----- SUPPLIED ENTRIES -----

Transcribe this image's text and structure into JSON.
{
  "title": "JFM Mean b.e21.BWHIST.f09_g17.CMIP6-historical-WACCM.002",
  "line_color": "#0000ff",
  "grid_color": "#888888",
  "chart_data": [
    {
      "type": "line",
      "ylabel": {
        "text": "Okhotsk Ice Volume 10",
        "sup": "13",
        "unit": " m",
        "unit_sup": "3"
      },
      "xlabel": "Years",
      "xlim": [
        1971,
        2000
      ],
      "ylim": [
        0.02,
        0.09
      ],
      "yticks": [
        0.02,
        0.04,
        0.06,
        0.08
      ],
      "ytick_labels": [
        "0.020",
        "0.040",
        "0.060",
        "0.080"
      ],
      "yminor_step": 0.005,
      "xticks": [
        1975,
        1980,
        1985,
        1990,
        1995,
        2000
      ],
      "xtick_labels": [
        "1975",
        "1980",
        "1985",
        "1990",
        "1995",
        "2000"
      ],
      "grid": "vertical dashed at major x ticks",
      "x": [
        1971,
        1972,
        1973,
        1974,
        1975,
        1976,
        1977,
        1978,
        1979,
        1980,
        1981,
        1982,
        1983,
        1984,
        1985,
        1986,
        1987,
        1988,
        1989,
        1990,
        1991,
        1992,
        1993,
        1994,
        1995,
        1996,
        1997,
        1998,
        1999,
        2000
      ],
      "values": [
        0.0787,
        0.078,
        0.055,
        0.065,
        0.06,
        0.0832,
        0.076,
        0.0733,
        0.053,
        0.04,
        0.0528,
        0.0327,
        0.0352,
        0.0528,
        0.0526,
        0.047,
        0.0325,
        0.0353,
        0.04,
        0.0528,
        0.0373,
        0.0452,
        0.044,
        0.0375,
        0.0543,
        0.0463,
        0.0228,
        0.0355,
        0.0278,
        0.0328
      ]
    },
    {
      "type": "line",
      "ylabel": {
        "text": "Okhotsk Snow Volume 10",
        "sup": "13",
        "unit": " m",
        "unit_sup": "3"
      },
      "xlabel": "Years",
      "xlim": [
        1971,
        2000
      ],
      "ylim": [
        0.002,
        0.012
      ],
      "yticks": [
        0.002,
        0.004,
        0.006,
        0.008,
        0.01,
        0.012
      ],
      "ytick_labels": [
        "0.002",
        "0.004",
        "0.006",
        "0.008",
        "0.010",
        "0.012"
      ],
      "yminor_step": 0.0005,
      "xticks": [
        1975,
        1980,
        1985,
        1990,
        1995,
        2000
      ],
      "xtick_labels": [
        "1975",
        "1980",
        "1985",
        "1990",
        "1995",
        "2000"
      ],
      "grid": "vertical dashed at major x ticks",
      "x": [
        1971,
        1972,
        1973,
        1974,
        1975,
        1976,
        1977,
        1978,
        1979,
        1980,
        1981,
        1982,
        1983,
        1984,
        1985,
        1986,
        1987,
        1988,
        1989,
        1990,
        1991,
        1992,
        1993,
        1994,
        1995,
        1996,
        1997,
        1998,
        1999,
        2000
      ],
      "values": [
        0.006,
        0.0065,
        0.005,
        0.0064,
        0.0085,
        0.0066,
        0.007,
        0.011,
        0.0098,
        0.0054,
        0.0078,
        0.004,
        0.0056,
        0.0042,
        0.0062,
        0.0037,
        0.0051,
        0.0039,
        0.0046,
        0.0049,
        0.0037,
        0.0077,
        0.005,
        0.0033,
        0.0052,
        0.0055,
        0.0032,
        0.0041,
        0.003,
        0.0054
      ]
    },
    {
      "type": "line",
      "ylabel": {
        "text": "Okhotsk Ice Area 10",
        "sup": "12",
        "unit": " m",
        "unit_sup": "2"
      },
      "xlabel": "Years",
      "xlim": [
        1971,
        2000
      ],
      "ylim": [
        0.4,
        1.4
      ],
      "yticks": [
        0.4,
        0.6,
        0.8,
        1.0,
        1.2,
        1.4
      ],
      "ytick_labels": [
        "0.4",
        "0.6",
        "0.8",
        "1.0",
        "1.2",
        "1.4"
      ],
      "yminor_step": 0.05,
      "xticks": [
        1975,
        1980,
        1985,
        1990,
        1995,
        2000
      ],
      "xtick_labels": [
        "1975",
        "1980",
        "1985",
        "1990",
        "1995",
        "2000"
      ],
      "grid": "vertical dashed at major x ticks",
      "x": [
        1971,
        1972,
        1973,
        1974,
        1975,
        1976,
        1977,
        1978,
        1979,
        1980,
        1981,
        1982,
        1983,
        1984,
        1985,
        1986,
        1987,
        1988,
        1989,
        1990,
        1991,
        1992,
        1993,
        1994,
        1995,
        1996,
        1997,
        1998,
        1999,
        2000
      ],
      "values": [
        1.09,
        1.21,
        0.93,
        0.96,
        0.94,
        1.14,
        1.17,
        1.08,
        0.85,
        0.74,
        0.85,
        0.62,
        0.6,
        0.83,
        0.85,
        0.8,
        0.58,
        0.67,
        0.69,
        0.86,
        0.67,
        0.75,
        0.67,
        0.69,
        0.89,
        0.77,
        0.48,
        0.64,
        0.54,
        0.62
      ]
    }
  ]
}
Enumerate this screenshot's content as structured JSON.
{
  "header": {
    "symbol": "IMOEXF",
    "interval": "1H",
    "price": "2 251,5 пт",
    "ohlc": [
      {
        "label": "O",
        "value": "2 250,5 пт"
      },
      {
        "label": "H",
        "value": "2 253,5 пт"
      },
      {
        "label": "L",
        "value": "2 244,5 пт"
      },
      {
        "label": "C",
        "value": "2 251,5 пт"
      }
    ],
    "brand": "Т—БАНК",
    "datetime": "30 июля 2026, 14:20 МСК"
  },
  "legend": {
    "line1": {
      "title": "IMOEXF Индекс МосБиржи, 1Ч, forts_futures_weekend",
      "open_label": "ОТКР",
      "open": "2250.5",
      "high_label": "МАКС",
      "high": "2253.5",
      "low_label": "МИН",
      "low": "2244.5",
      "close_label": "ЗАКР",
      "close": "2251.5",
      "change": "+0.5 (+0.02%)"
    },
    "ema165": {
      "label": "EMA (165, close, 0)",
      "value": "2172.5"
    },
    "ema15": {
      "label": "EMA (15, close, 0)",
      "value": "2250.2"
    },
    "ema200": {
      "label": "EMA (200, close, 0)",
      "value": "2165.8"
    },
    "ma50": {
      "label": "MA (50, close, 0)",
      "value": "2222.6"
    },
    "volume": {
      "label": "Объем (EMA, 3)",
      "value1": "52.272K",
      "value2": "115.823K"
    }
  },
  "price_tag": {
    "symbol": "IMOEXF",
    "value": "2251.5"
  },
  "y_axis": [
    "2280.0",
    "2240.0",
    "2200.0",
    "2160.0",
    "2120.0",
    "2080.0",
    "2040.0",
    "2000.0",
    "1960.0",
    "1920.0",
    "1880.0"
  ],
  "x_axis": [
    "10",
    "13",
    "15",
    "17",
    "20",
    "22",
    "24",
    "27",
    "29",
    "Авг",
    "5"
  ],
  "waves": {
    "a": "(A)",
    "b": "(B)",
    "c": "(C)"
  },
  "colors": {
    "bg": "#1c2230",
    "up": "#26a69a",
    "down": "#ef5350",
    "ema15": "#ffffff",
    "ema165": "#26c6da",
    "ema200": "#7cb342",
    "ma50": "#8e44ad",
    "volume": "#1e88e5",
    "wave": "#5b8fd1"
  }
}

-----

EXERCISE REQUIREMENTS: Search the preceding listing for the word "this" and pull out every line that holds it.

SOLUTION BELOW:
Transcribe this image's text and structure into JSON.
Enumerate this screenshot's content as structured JSON.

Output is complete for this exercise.